- **STATED PROBLEM**:
Within the records below, find each line that holds the string "Вологодской", then copy it.

***

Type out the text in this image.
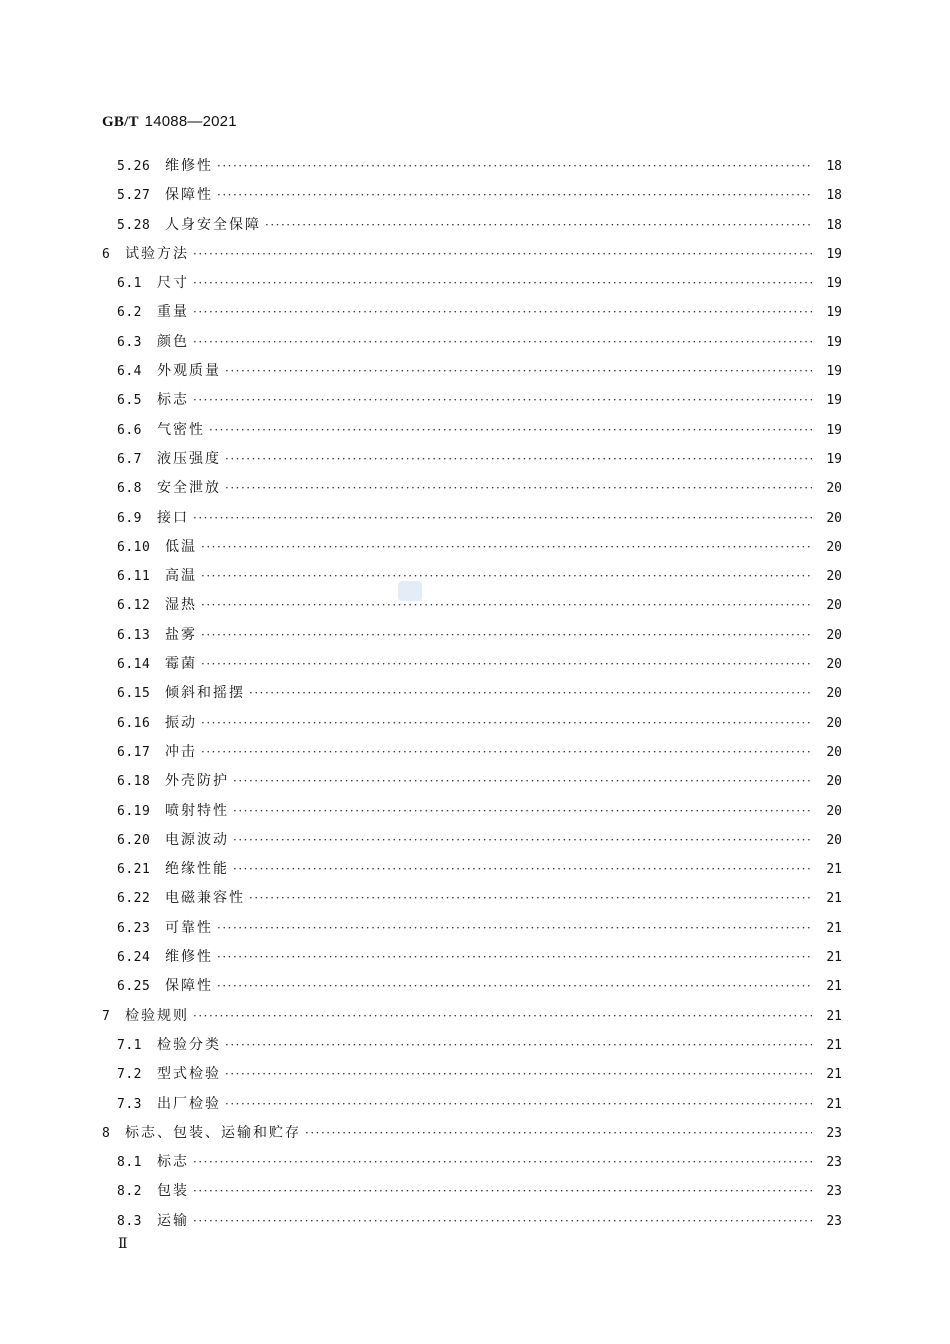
GB/T 14088—2021
5.26	维修性 ·····	18
5.27	保障性 ·····	18
5.28	人身安全保障 ·····	18
6	试验方法 ·····	19
6.1	尺寸 ·····	19
6.2	重量 ·····	19
6.3	颜色 ·····	19
6.4	外观质量 ·····	19
6.5	标志 ·····	19
6.6	气密性 ·····	19
6.7	液压强度 ·····	19
6.8	安全泄放 ·····	20
6.9	接口 ·····	20
6.10	低温 ·····	20
6.11	高温 ·····	20
6.12	湿热 ·····	20
6.13	盐雾 ·····	20
6.14	霉菌 ·····	20
6.15	倾斜和摇摆 ·····	20
6.16	振动 ·····	20
6.17	冲击 ·····	20
6.18	外壳防护 ·····	20
6.19	喷射特性 ·····	20
6.20	电源波动 ·····	20
6.21	绝缘性能 ·····	21
6.22	电磁兼容性 ·····	21
6.23	可靠性 ·····	21
6.24	维修性 ·····	21
6.25	保障性 ·····	21
7	检验规则 ·····	21
7.1	检验分类 ·····	21
7.2	型式检验 ·····	21
7.3	出厂检验 ·····	21
8	标志、包装、运输和贮存 ·····	23
8.1	标志 ·····	23
8.2	包装 ·····	23
8.3	运输 ·····	23
Ⅱ
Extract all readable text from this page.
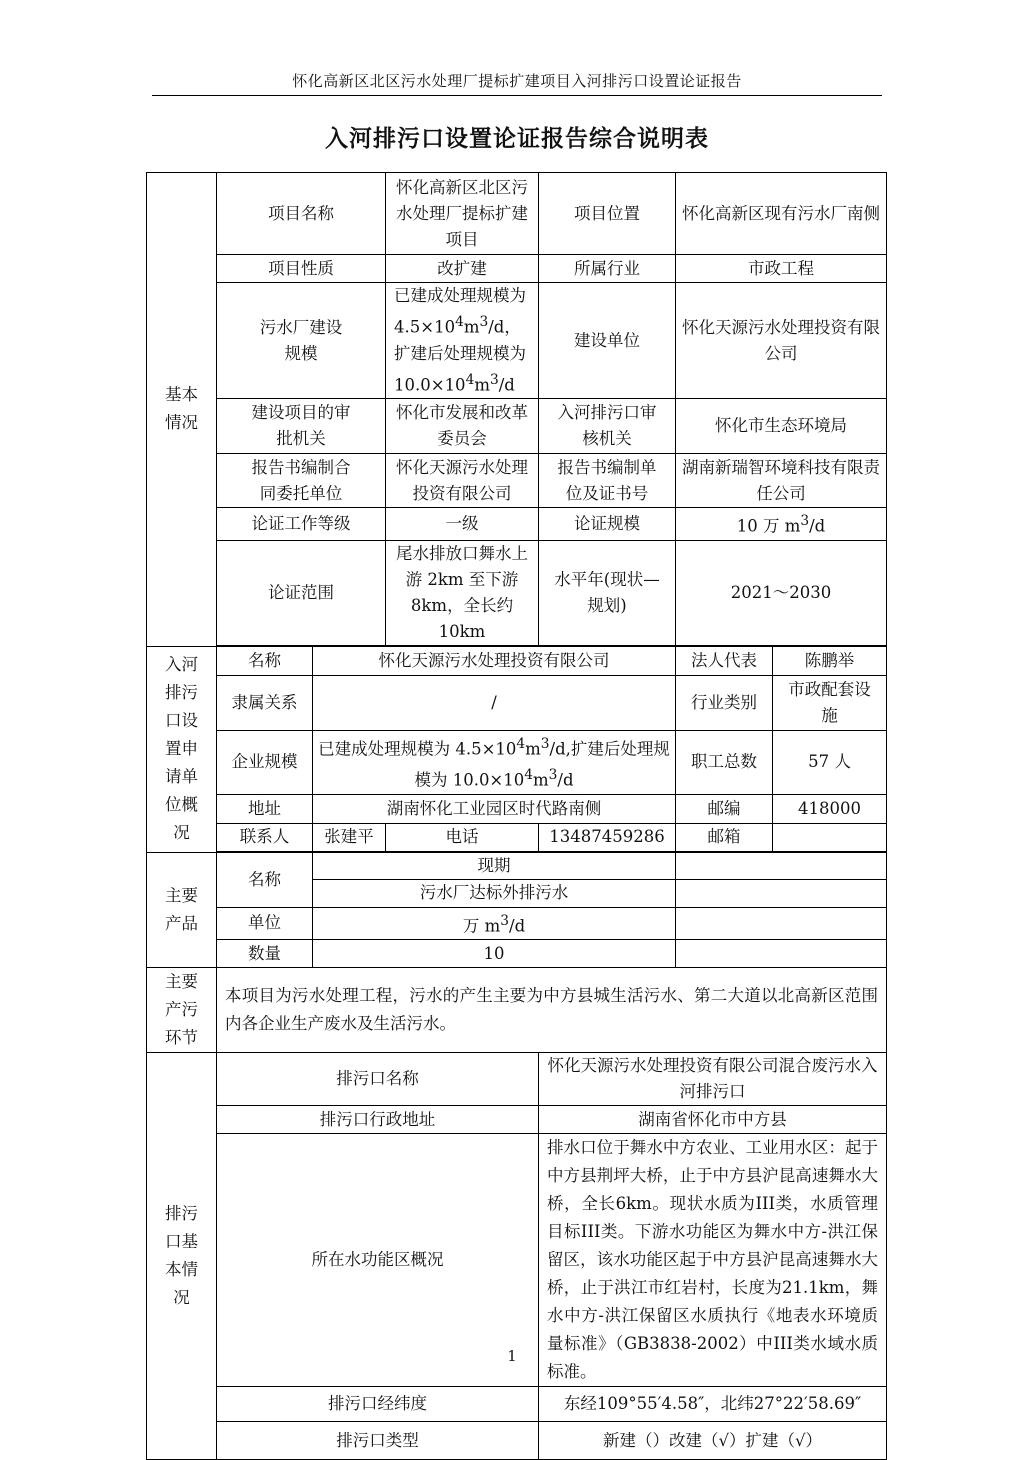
怀化高新区北区污水处理厂提标扩建项目入河排污口设置论证报告
入河排污口设置论证报告综合说明表
基本情况	项目名称		怀化高新区北区污水处理厂提标扩建项目	项目位置	怀化高新区现有污水厂南侧	
	项目性质		改扩建	所属行业	市政工程	
	污水厂建设规模		已建成处理规模为$4.5\times 10^4m^3/d$，扩建后处理规模为$10.0\times 10^4m^3/d$	建设单位	怀化天源污水处理投资有限公司	
	建设项目的审批机关		怀化市发展和改革委员会	入河排污口审核机关	怀化市生态环境局	
	报告书编制合同委托单位		怀化天源污水处理投资有限公司	报告书编制单位及证书号	湖南新瑞智环境科技有限责任公司	
	论证工作等级		一级	论证规模	10 万 $m^3/d$	
	论证范围		尾水排放口舞水上游 2km 至下游 8km，全长约 10km	水平年(现状—规划)	2021～2030	

入河排污口设置申请单位概况	名称	怀化天源污水处理投资有限公司			法人代表	陈鹏举
	隶属关系	/			行业类别	市政配套设施
	企业规模	已建成处理规模为 $4.5\times 10^4m^3/d$,扩建后处理规模为 $10.0\times 10^4m^3/d$			职工总数	57 人
	地址	湖南怀化工业园区时代路南侧			邮编	418000
	联系人	张建平	电话	13487459286	邮箱	

主要产品	名称	现期				
		污水厂达标外排污水				
	单位	万 $m^3/d$				
	数量	10				
主要产污环节	本项目为污水处理工程，污水的产生主要为中方县城生活污水、第二大道以北高新区范围内各企业生产废水及生活污水。					
排污口基本情况	排污口名称			怀化天源污水处理投资有限公司混合废污水入河排污口		
	排污口行政地址			湖南省怀化市中方县		
	所在水功能区概况			排水口位于舞水中方农业、工业用水区：起于中方县荆坪大桥，止于中方县沪昆高速舞水大桥，全长6km。现状水质为III类，水质管理目标III类。下游水功能区为舞水中方-洪江保留区，该水功能区起于中方县沪昆高速舞水大桥，止于洪江市红岩村，长度为21.1km，舞水中方-洪江保留区水质执行《地表水环境质量标准》（GB3838-2002）中III类水域水质标准。		
	排污口经纬度			东经109°55′4.58″，北纬27°22′58.69″		
	排污口类型			新建（）改建（√）扩建（√）		
1
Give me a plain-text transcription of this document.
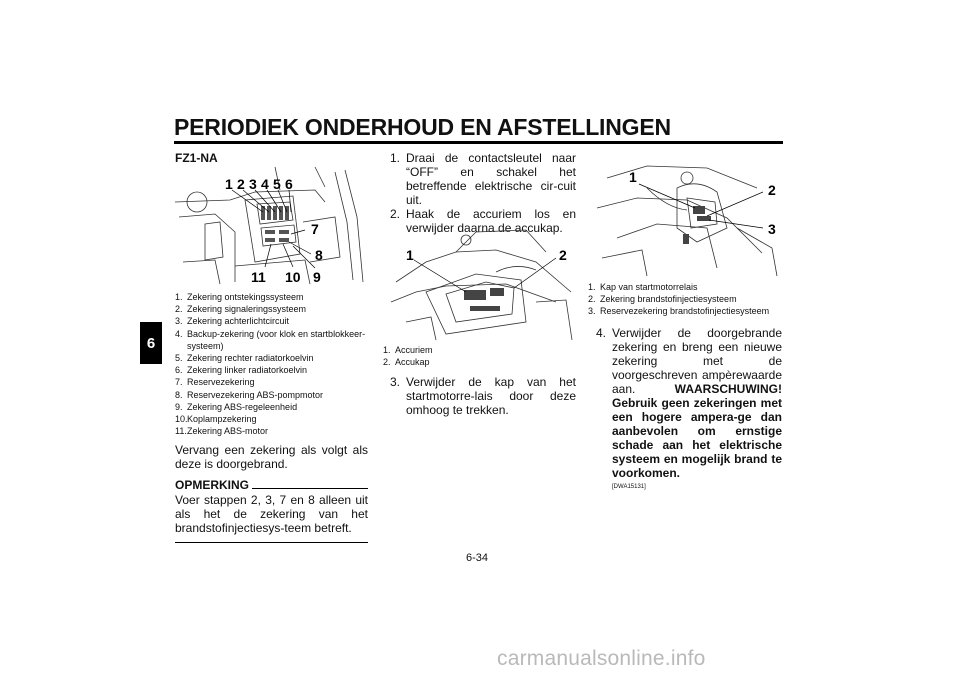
PERIODIEK ONDERHOUD EN AFSTELLINGEN
6
FZ1-NA
1 2 3 4 5 6
7
8
11 10 9
1. Zekering ontstekingssysteem
2. Zekering signaleringssysteem
3. Zekering achterlichtcircuit
4. Backup-zekering (voor klok en startblokkeer-systeem)
5. Zekering rechter radiatorkoelvin
6. Zekering linker radiatorkoelvin
7. Reservezekering
8. Reservezekering ABS-pompmotor
9. Zekering ABS-regeleenheid
10. Koplampzekering
11. Zekering ABS-motor
Vervang een zekering als volgt als deze is doorgebrand.
OPMERKING
Voer stappen 2, 3, 7 en 8 alleen uit als het de zekering van het brandstofinjectiesys-teem betreft.
1. Draai de contactsleutel naar “OFF” en schakel het betreffende elektrische cir-cuit uit.
2. Haak de accuriem los en verwijder daarna de accukap.
1	2
1. Accuriem
2. Accukap
3. Verwijder de kap van het startmotorre-lais door deze omhoog te trekken.
1
2
3
1. Kap van startmotorrelais
2. Zekering brandstofinjectiesysteem
3. Reservezekering brandstofinjectiesysteem
4. Verwijder de doorgebrande zekering en breng een nieuwe zekering met de voorgeschreven ampèrewaarde aan.	WAARSCHUWING! Gebruik geen zekeringen met een hogere ampera-ge dan aanbevolen om ernstige schade aan het elektrische systeem en mogelijk brand te voorkomen.
[DWA15131]
6-34
carmanualsonline.info
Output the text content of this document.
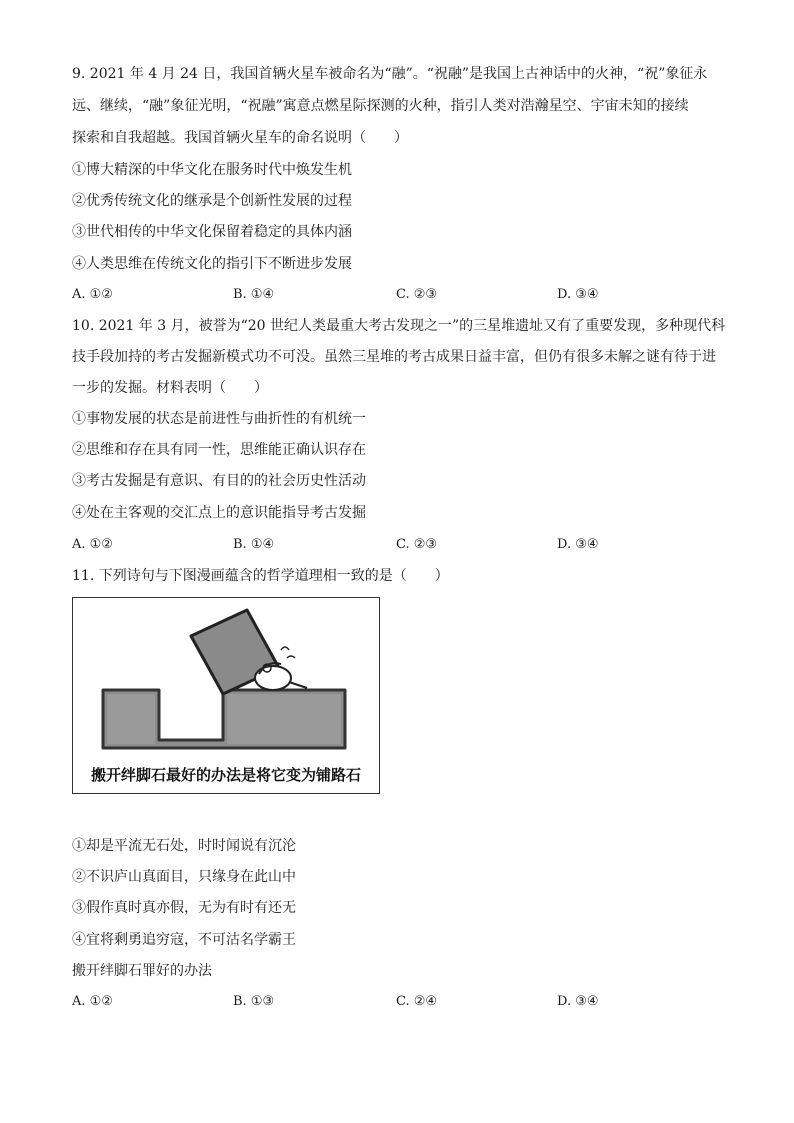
9. 2021 年 4 月 24 日，我国首辆火星车被命名为“融”。“祝融”是我国上古神话中的火神，“祝”象征永
远、继续，“融”象征光明，“祝融”寓意点燃星际探测的火种，指引人类对浩瀚星空、宇宙未知的接续
探索和自我超越。我国首辆火星车的命名说明（　　）
①博大精深的中华文化在服务时代中焕发生机
②优秀传统文化的继承是个创新性发展的过程
③世代相传的中华文化保留着稳定的具体内涵
④人类思维在传统文化的指引下不断进步发展
A. ①②	B. ①④	C. ②③	D. ③④
10. 2021 年 3 月，被誉为“20 世纪人类最重大考古发现之一”的三星堆遗址又有了重要发现，多种现代科
技手段加持的考古发掘新模式功不可没。虽然三星堆的考古成果日益丰富，但仍有很多未解之谜有待于进
一步的发掘。材料表明（　　）
①事物发展的状态是前进性与曲折性的有机统一
②思维和存在具有同一性，思维能正确认识存在
③考古发掘是有意识、有目的的社会历史性活动
④处在主客观的交汇点上的意识能指导考古发掘
A. ①②	B. ①④	C. ②③	D. ③④
11. 下列诗句与下图漫画蕴含的哲学道理相一致的是（　　）
搬开绊脚石最好的办法是将它变为铺路石
①却是平流无石处，时时闻说有沉沦
②不识庐山真面目，只缘身在此山中
③假作真时真亦假，无为有时有还无
④宜将剩勇追穷寇，不可沽名学霸王
搬开绊脚石罪好的办法
A. ①②	B. ①③	C. ②④	D. ③④
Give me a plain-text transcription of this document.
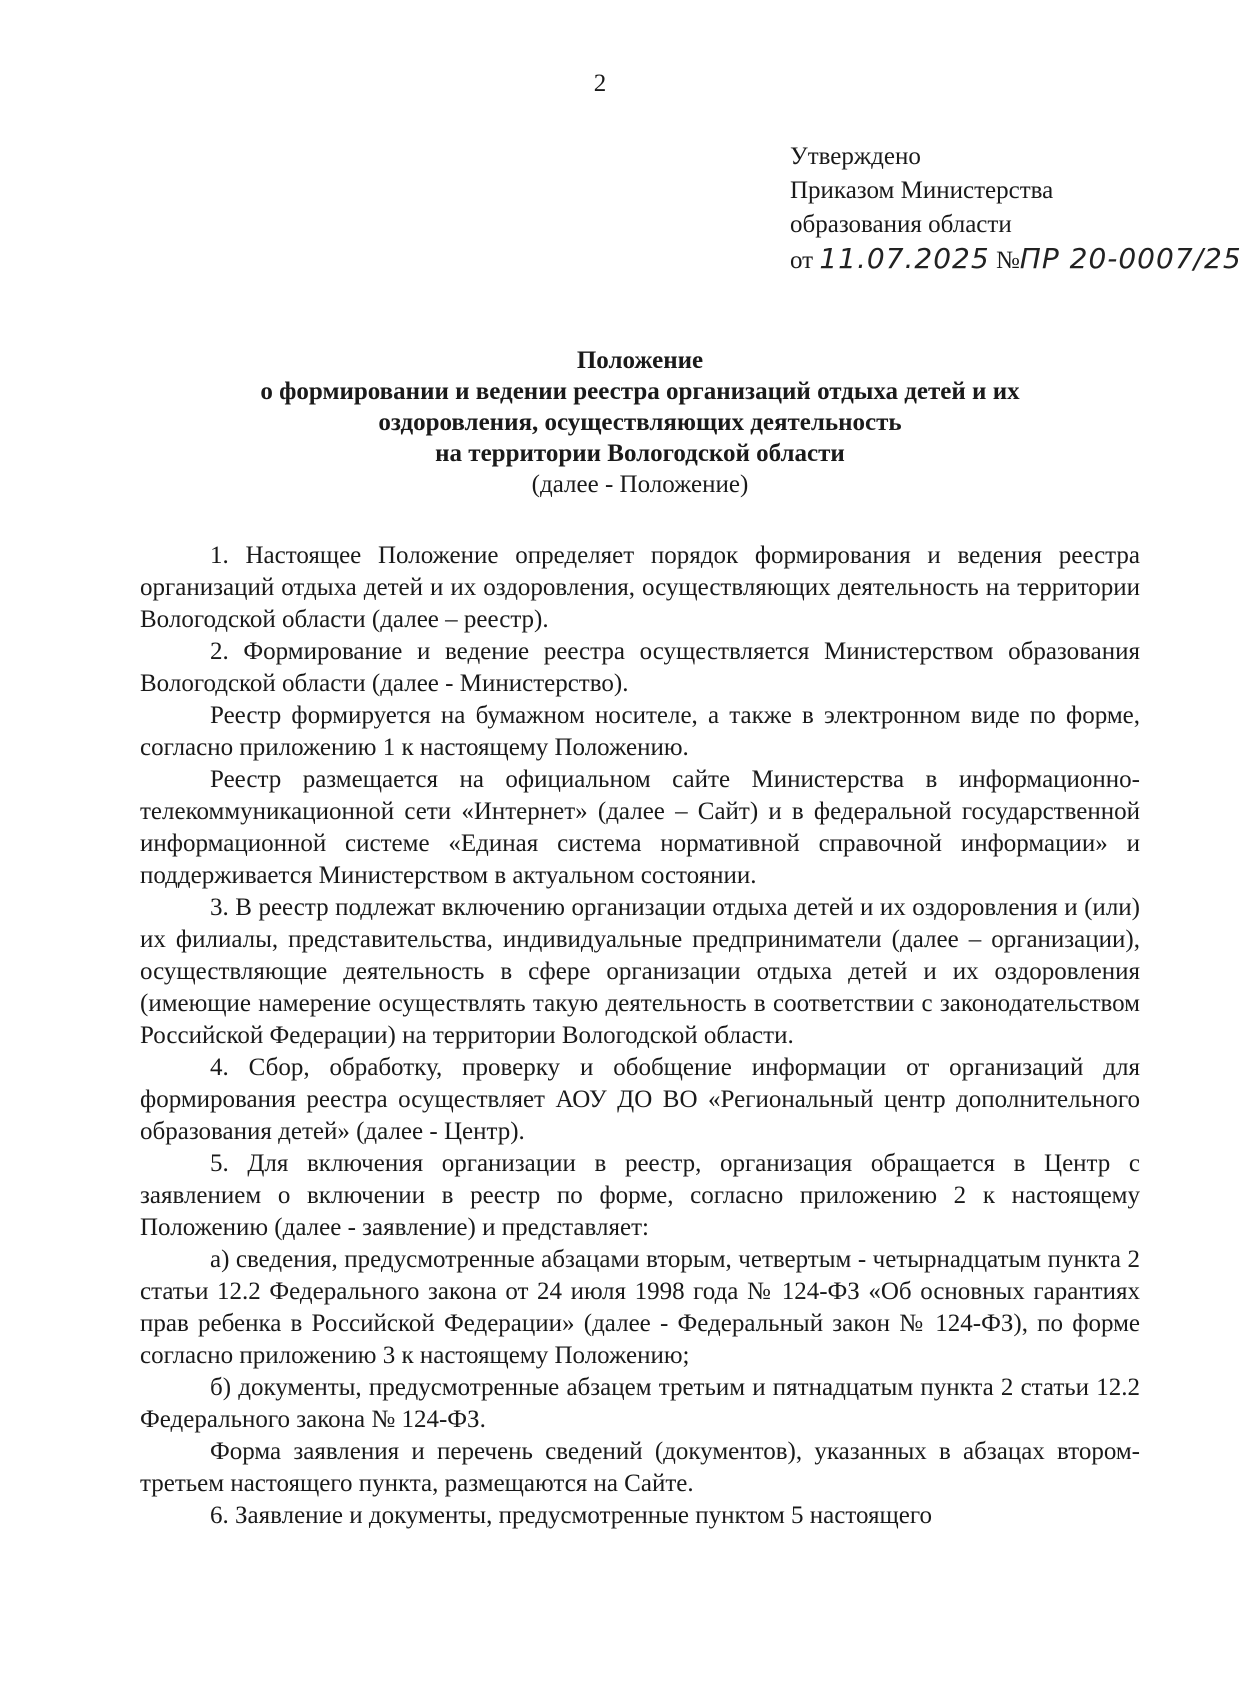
2
Утверждено
Приказом Министерства
образования области
от 11.07.2025 №ПР 20-0007/25
Положение
о формировании и ведении реестра организаций отдыха детей и их
оздоровления, осуществляющих деятельность
на территории Вологодской области
(далее - Положение)

1. Настоящее Положение определяет порядок формирования и ведения реестра организаций отдыха детей и их оздоровления, осуществляющих деятельность на территории Вологодской области (далее – реестр).

2. Формирование и ведение реестра осуществляется Министерством образования Вологодской области (далее - Министерство).

Реестр формируется на бумажном носителе, а также в электронном виде по форме, согласно приложению 1 к настоящему Положению.

Реестр размещается на официальном сайте Министерства в информационно-телекоммуникационной сети «Интернет» (далее – Сайт) и в федеральной государственной информационной системе «Единая система нормативной справочной информации» и поддерживается Министерством в актуальном состоянии.

3. В реестр подлежат включению организации отдыха детей и их оздоровления и (или) их филиалы, представительства, индивидуальные предприниматели (далее – организации), осуществляющие деятельность в сфере организации отдыха детей и их оздоровления (имеющие намерение осуществлять такую деятельность в соответствии с законодательством Российской Федерации) на территории Вологодской области.

4. Сбор, обработку, проверку и обобщение информации от организаций для формирования реестра осуществляет АОУ ДО ВО «Региональный центр дополнительного образования детей» (далее - Центр).

5. Для включения организации в реестр, организация обращается в Центр с заявлением о включении в реестр по форме, согласно приложению 2 к настоящему Положению (далее - заявление) и представляет:

а) сведения, предусмотренные абзацами вторым, четвертым - четырнадцатым пункта 2 статьи 12.2 Федерального закона от 24 июля 1998 года № 124-ФЗ «Об основных гарантиях прав ребенка в Российской Федерации» (далее - Федеральный закон № 124-ФЗ), по форме согласно приложению 3 к настоящему Положению;

б) документы, предусмотренные абзацем третьим и пятнадцатым пункта 2 статьи 12.2 Федерального закона № 124-ФЗ.

Форма заявления и перечень сведений (документов), указанных в абзацах втором-третьем настоящего пункта, размещаются на Сайте.

6. Заявление и документы, предусмотренные пунктом 5 настоящего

***

- **RESULT OF THE TASK**:
на территории Вологодской области
1. Настоящее Положение определяет порядок формирования и ведения реестра организаций отдыха детей и их оздоровления, осуществляющих деятельность на территории Вологодской области (далее – реестр).
2. Формирование и ведение реестра осуществляется Министерством образования Вологодской области (далее - Министерство).
3. В реестр подлежат включению организации отдыха детей и их оздоровления и (или) их филиалы, представительства, индивидуальные предприниматели (далее – организации), осуществляющие деятельность в сфере организации отдыха детей и их оздоровления (имеющие намерение осуществлять такую деятельность в соответствии с законодательством Российской Федерации) на территории Вологодской области.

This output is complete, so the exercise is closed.